» **Supplied data**
# # # # #
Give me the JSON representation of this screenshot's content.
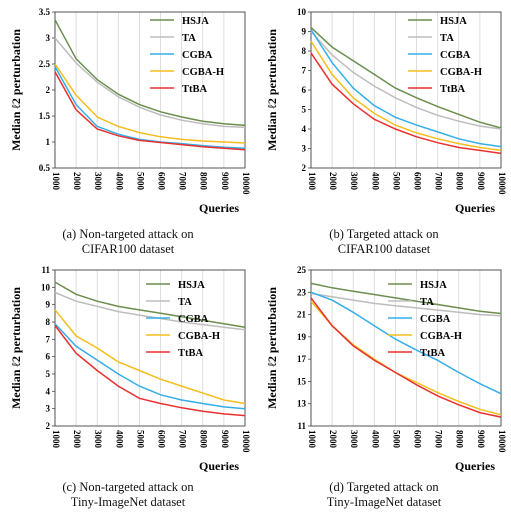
{
  "legend_labels": [
    "HSJA",
    "TA",
    "CGBA",
    "CGBA-H",
    "TtBA"
  ],
  "colors": {
    "HSJA": "#6b8e4e",
    "TA": "#bdbdbd",
    "CGBA": "#35aee8",
    "CGBA-H": "#f5be1e",
    "TtBA": "#e8312f"
  },
  "captions": [
    [
      "(a) Non-targeted attack on",
      "CIFAR100 dataset"
    ],
    [
      "(b) Targeted attack on",
      "CIFAR100 dataset"
    ],
    [
      "(c) Non-targeted attack on",
      "Tiny-ImageNet dataset"
    ],
    [
      "(d) Targeted attack on",
      "Tiny-ImageNet dataset"
    ]
  ],
  "chart_data": [
    {
      "type": "line",
      "xlabel": "Queries",
      "ylabel": "Median ℓ2 perturbation",
      "x": [
        1000,
        2000,
        3000,
        4000,
        5000,
        6000,
        7000,
        8000,
        9000,
        10000
      ],
      "ylim": [
        0.5,
        3.5
      ],
      "yticks": [
        "0.5",
        "1",
        "1.5",
        "2",
        "2.5",
        "3",
        "3.5"
      ],
      "ytick_values": [
        0.5,
        1,
        1.5,
        2,
        2.5,
        3,
        3.5
      ],
      "series": [
        {
          "name": "HSJA",
          "values": [
            3.35,
            2.6,
            2.2,
            1.92,
            1.72,
            1.58,
            1.48,
            1.4,
            1.35,
            1.32
          ]
        },
        {
          "name": "TA",
          "values": [
            3.0,
            2.52,
            2.15,
            1.87,
            1.67,
            1.52,
            1.42,
            1.35,
            1.3,
            1.28
          ]
        },
        {
          "name": "CGBA",
          "values": [
            2.45,
            1.72,
            1.3,
            1.15,
            1.05,
            1.0,
            0.97,
            0.93,
            0.9,
            0.88
          ]
        },
        {
          "name": "CGBA-H",
          "values": [
            2.5,
            1.9,
            1.48,
            1.3,
            1.18,
            1.1,
            1.05,
            1.02,
            1.0,
            0.98
          ]
        },
        {
          "name": "TtBA",
          "values": [
            2.35,
            1.62,
            1.25,
            1.12,
            1.03,
            0.99,
            0.95,
            0.91,
            0.88,
            0.85
          ]
        }
      ]
    },
    {
      "type": "line",
      "xlabel": "Queries",
      "ylabel": "Median ℓ2 perturbation",
      "x": [
        1000,
        2000,
        3000,
        4000,
        5000,
        6000,
        7000,
        8000,
        9000,
        10000
      ],
      "ylim": [
        2,
        10
      ],
      "yticks": [
        "2",
        "3",
        "4",
        "5",
        "6",
        "7",
        "8",
        "9",
        "10"
      ],
      "ytick_values": [
        2,
        3,
        4,
        5,
        6,
        7,
        8,
        9,
        10
      ],
      "series": [
        {
          "name": "HSJA",
          "values": [
            9.2,
            8.2,
            7.5,
            6.8,
            6.1,
            5.6,
            5.15,
            4.75,
            4.35,
            4.05
          ]
        },
        {
          "name": "TA",
          "values": [
            9.0,
            7.8,
            6.9,
            6.2,
            5.6,
            5.1,
            4.7,
            4.4,
            4.15,
            4.0
          ]
        },
        {
          "name": "CGBA",
          "values": [
            9.1,
            7.4,
            6.1,
            5.2,
            4.6,
            4.2,
            3.85,
            3.5,
            3.25,
            3.1
          ]
        },
        {
          "name": "CGBA-H",
          "values": [
            8.5,
            6.8,
            5.6,
            4.8,
            4.2,
            3.8,
            3.5,
            3.25,
            3.05,
            2.9
          ]
        },
        {
          "name": "TtBA",
          "values": [
            7.9,
            6.3,
            5.3,
            4.5,
            4.0,
            3.6,
            3.3,
            3.05,
            2.9,
            2.75
          ]
        }
      ]
    },
    {
      "type": "line",
      "xlabel": "Queries",
      "ylabel": "Median ℓ2 perturbation",
      "x": [
        1000,
        2000,
        3000,
        4000,
        5000,
        6000,
        7000,
        8000,
        9000,
        10000
      ],
      "ylim": [
        2,
        11
      ],
      "yticks": [
        "2",
        "3",
        "4",
        "5",
        "6",
        "7",
        "8",
        "9",
        "10",
        "11"
      ],
      "ytick_values": [
        2,
        3,
        4,
        5,
        6,
        7,
        8,
        9,
        10,
        11
      ],
      "series": [
        {
          "name": "HSJA",
          "values": [
            10.3,
            9.6,
            9.2,
            8.9,
            8.7,
            8.5,
            8.3,
            8.1,
            7.9,
            7.7
          ]
        },
        {
          "name": "TA",
          "values": [
            9.7,
            9.2,
            8.9,
            8.6,
            8.4,
            8.2,
            8.0,
            7.85,
            7.7,
            7.55
          ]
        },
        {
          "name": "CGBA",
          "values": [
            7.9,
            6.6,
            5.8,
            5.0,
            4.3,
            3.8,
            3.5,
            3.3,
            3.1,
            3.0
          ]
        },
        {
          "name": "CGBA-H",
          "values": [
            8.7,
            7.2,
            6.5,
            5.7,
            5.2,
            4.7,
            4.3,
            3.9,
            3.5,
            3.3
          ]
        },
        {
          "name": "TtBA",
          "values": [
            7.8,
            6.2,
            5.2,
            4.3,
            3.6,
            3.3,
            3.05,
            2.85,
            2.7,
            2.6
          ]
        }
      ]
    },
    {
      "type": "line",
      "xlabel": "Queries",
      "ylabel": "Median ℓ2 perturbation",
      "x": [
        1000,
        2000,
        3000,
        4000,
        5000,
        6000,
        7000,
        8000,
        9000,
        10000
      ],
      "ylim": [
        11,
        25
      ],
      "yticks": [
        "11",
        "13",
        "15",
        "17",
        "19",
        "21",
        "23",
        "25"
      ],
      "ytick_values": [
        11,
        13,
        15,
        17,
        19,
        21,
        23,
        25
      ],
      "series": [
        {
          "name": "HSJA",
          "values": [
            23.8,
            23.4,
            23.1,
            22.8,
            22.5,
            22.2,
            21.9,
            21.6,
            21.3,
            21.1
          ]
        },
        {
          "name": "TA",
          "values": [
            22.9,
            22.6,
            22.3,
            22.0,
            21.8,
            21.6,
            21.4,
            21.2,
            21.0,
            20.9
          ]
        },
        {
          "name": "CGBA",
          "values": [
            23.0,
            22.3,
            21.2,
            20.0,
            18.8,
            17.8,
            16.9,
            15.8,
            14.8,
            13.9
          ]
        },
        {
          "name": "CGBA-H",
          "values": [
            22.2,
            20.0,
            18.3,
            17.0,
            15.8,
            14.9,
            14.0,
            13.2,
            12.5,
            12.0
          ]
        },
        {
          "name": "TtBA",
          "values": [
            22.5,
            20.0,
            18.2,
            16.9,
            15.8,
            14.7,
            13.7,
            12.9,
            12.2,
            11.8
          ]
        }
      ]
    }
  ]
}
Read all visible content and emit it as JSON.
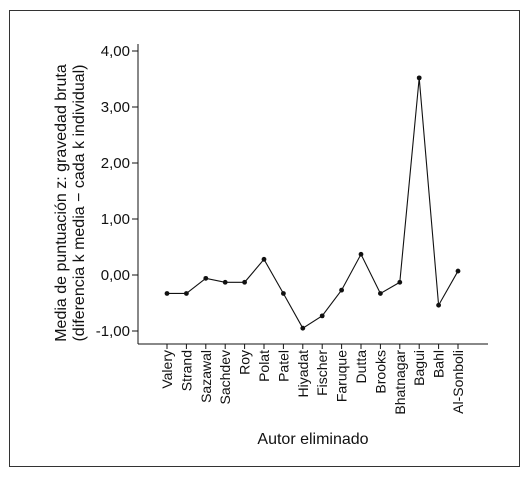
{
  "chart_data": {
    "type": "line",
    "title": "",
    "ylabel_lines": [
      "Media de puntuación z: gravedad bruta",
      "(diferencia k media − cada k individual)"
    ],
    "xlabel": "Autor eliminado",
    "categories": [
      "Valery",
      "Strand",
      "Sazawal",
      "Sachdev",
      "Roy",
      "Polat",
      "Patel",
      "Hiyadat",
      "Fischer",
      "Faruque",
      "Dutta",
      "Brooks",
      "Bhatnagar",
      "Bagui",
      "Bahl",
      "Al-Sonboli"
    ],
    "series": [
      {
        "values": [
          -0.33,
          -0.33,
          -0.06,
          -0.13,
          -0.13,
          0.28,
          -0.33,
          -0.95,
          -0.73,
          -0.27,
          0.37,
          -0.33,
          -0.13,
          3.52,
          -0.54,
          0.07
        ]
      }
    ],
    "ylim": [
      -1.3,
      4.2
    ],
    "yticks": [
      -1,
      0,
      1,
      2,
      3,
      4
    ],
    "ytick_labels": [
      "-1,00",
      "0,00",
      "1,00",
      "2,00",
      "3,00",
      "4,00"
    ],
    "grid": false,
    "legend": "none"
  }
}
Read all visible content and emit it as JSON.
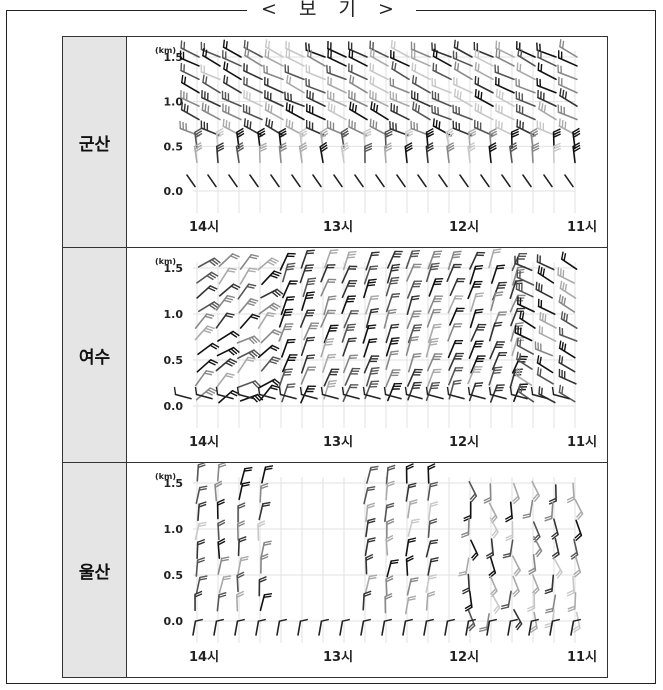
{
  "legend_title": "< 보 기 >",
  "y_unit": "(km)",
  "y_ticks": [
    "1.5",
    "1.0",
    "0.5",
    "0.0"
  ],
  "x_ticks": [
    "14시",
    "13시",
    "12시",
    "11시"
  ],
  "stations": [
    {
      "name": "군산",
      "pattern": "uniform"
    },
    {
      "name": "여수",
      "pattern": "dense-upper"
    },
    {
      "name": "울산",
      "pattern": "mixed"
    }
  ]
}
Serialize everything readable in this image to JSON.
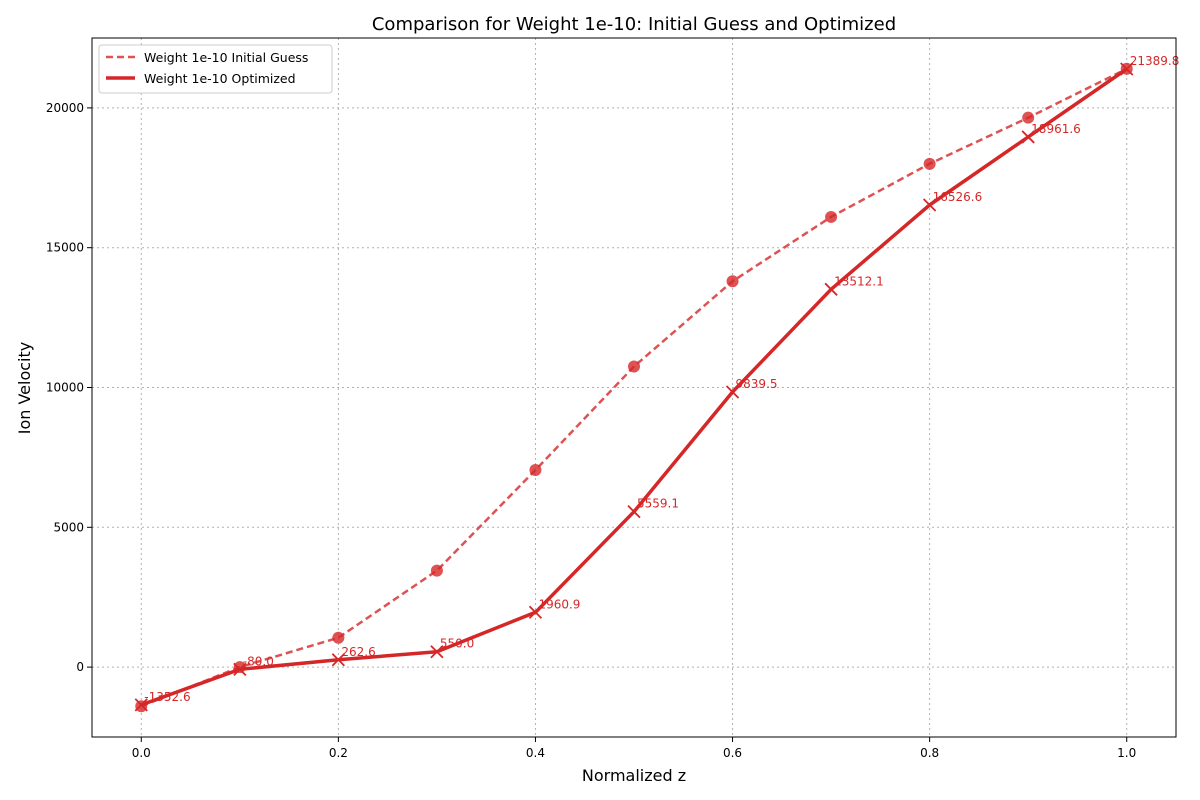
{
  "chart_data": {
    "type": "line",
    "title": "Comparison for Weight 1e-10: Initial Guess and Optimized",
    "xlabel": "Normalized z",
    "ylabel": "Ion Velocity",
    "x": [
      0.0,
      0.1,
      0.2,
      0.3,
      0.4,
      0.5,
      0.6,
      0.7,
      0.8,
      0.9,
      1.0
    ],
    "xlim": [
      -0.05,
      1.05
    ],
    "ylim": [
      -2500,
      22500
    ],
    "xticks": [
      0.0,
      0.2,
      0.4,
      0.6,
      0.8,
      1.0
    ],
    "xtick_labels": [
      "0.0",
      "0.2",
      "0.4",
      "0.6",
      "0.8",
      "1.0"
    ],
    "yticks": [
      0,
      5000,
      10000,
      15000,
      20000
    ],
    "ytick_labels": [
      "0",
      "5000",
      "10000",
      "15000",
      "20000"
    ],
    "grid": true,
    "legend_position": "top-left",
    "series": [
      {
        "name": "Weight 1e-10 Initial Guess",
        "style": "dashed",
        "marker": "circle",
        "color": "#d62728",
        "values": [
          -1400,
          0,
          1050,
          3450,
          7050,
          10750,
          13800,
          16100,
          18000,
          19650,
          21400
        ]
      },
      {
        "name": "Weight 1e-10 Optimized",
        "style": "solid",
        "marker": "x",
        "color": "#d62728",
        "values": [
          -1352.6,
          -80.0,
          262.6,
          550.0,
          1960.9,
          5559.1,
          9839.5,
          13512.1,
          16526.6,
          18961.6,
          21389.8
        ],
        "data_labels": [
          "-1352.6",
          "-80.0",
          "262.6",
          "550.0",
          "1960.9",
          "5559.1",
          "9839.5",
          "13512.1",
          "16526.6",
          "18961.6",
          "21389.8"
        ]
      }
    ]
  }
}
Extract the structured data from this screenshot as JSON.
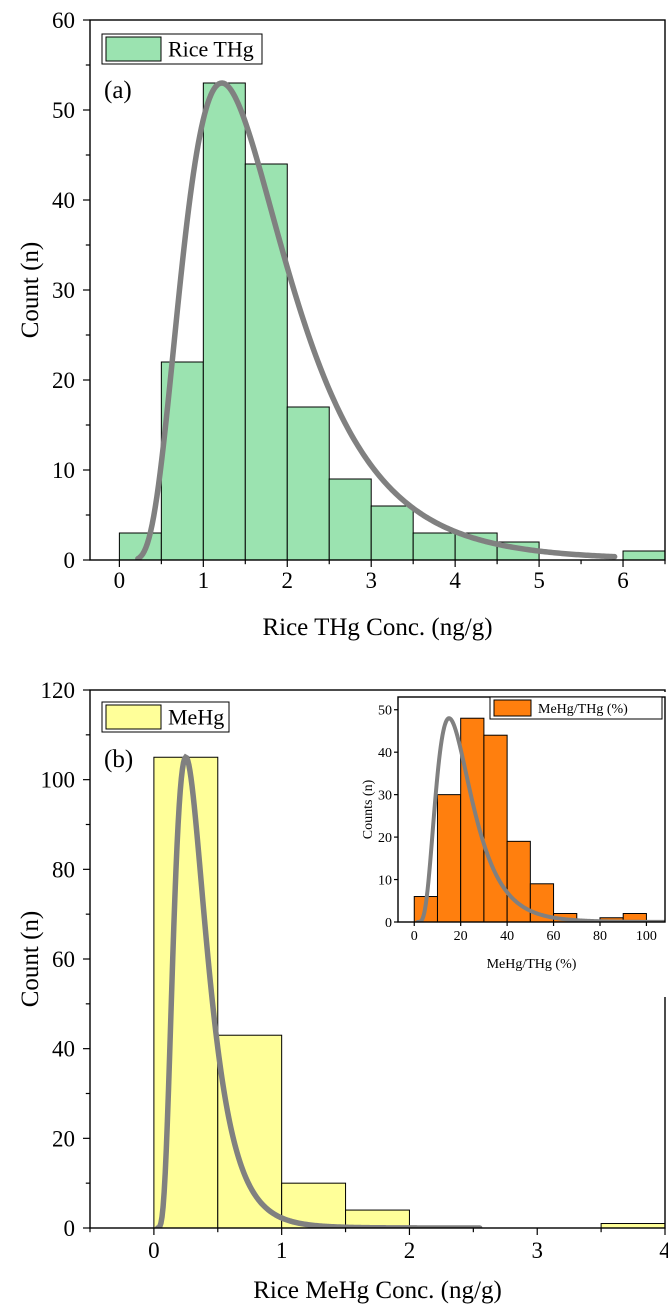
# # # # #
» **Task description**
Copy out each line of the data containing the string "Guess".

» **Worked answer**
    "title": "Comparison for Weight 1e-10: Initial Guess and Optimized",
        "name": "Weight 1e-10 Initial Guess",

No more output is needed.